In the entries that follow, find the word "type" and report each line it is on.

>> START Exercise input

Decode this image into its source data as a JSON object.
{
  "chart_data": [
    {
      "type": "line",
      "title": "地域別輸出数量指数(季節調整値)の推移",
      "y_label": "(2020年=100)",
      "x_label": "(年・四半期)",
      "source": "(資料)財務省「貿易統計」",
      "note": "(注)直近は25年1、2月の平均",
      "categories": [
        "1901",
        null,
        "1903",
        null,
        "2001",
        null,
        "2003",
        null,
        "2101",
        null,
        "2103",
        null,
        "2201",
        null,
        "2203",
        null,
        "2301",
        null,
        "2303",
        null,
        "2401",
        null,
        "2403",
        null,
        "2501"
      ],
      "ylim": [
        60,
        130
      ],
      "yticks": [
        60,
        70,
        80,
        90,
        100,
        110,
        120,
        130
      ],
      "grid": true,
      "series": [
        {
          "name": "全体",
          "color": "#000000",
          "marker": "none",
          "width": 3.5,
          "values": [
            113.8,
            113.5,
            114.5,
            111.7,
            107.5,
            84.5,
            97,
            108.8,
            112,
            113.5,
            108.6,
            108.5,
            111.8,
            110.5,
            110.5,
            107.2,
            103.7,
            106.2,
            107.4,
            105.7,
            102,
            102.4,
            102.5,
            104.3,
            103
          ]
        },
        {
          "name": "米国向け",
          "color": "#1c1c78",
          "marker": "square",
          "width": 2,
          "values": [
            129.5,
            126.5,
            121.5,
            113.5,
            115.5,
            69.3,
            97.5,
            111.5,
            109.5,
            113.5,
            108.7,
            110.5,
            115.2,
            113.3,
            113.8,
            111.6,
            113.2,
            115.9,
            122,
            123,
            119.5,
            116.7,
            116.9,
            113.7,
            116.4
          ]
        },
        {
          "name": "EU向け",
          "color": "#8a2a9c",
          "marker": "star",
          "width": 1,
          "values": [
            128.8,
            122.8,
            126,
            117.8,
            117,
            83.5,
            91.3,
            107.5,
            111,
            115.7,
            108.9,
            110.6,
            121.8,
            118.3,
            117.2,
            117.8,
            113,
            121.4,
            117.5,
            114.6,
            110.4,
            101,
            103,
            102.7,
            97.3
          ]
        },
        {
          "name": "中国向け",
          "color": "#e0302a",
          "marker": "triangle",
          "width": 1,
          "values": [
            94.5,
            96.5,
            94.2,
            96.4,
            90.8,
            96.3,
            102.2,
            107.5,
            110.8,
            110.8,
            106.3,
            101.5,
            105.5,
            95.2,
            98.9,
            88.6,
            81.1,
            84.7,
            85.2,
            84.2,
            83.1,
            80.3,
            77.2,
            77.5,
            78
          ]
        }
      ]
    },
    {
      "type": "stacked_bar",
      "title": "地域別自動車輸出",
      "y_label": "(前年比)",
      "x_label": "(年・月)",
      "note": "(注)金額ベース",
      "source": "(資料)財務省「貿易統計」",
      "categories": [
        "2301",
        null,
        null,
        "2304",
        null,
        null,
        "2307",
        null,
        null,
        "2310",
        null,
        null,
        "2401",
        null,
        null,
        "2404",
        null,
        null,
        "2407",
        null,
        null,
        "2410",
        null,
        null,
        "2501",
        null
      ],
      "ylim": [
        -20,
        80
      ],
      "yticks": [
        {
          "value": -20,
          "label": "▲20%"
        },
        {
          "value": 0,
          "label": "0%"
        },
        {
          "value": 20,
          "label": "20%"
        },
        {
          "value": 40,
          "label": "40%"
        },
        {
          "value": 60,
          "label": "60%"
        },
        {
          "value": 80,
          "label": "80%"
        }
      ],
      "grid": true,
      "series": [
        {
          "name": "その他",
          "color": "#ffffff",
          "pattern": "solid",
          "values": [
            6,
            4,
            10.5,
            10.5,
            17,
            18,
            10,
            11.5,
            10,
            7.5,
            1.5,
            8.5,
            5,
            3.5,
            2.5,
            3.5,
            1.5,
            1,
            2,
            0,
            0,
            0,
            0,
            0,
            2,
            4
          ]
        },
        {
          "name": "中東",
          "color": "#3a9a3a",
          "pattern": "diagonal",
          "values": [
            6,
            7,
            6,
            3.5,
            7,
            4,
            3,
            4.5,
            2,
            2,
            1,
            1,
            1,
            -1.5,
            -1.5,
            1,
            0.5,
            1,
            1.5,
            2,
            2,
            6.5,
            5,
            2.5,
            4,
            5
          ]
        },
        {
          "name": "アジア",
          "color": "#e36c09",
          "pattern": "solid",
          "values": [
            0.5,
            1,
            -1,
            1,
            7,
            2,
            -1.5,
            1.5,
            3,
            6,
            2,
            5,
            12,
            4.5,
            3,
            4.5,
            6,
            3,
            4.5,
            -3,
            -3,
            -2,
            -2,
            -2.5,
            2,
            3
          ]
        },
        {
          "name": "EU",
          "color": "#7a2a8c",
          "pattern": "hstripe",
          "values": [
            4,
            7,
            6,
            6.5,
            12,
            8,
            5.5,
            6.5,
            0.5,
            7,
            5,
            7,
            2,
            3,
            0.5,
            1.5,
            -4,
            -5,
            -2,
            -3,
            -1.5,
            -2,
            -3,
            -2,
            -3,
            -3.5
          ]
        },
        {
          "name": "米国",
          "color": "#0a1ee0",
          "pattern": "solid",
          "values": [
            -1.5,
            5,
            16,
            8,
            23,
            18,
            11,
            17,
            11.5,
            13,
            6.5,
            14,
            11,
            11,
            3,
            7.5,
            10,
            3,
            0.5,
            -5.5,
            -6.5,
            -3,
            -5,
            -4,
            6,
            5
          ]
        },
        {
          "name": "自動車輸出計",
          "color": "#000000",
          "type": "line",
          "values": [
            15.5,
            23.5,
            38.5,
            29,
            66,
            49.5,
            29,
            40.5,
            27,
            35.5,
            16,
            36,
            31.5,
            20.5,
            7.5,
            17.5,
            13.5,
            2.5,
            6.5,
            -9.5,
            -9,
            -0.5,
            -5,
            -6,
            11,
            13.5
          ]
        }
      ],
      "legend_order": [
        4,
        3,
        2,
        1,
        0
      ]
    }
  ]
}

>> END Exercise input

Task answer →
      "type": "line",
      "type": "stacked_bar",
          "type": "line",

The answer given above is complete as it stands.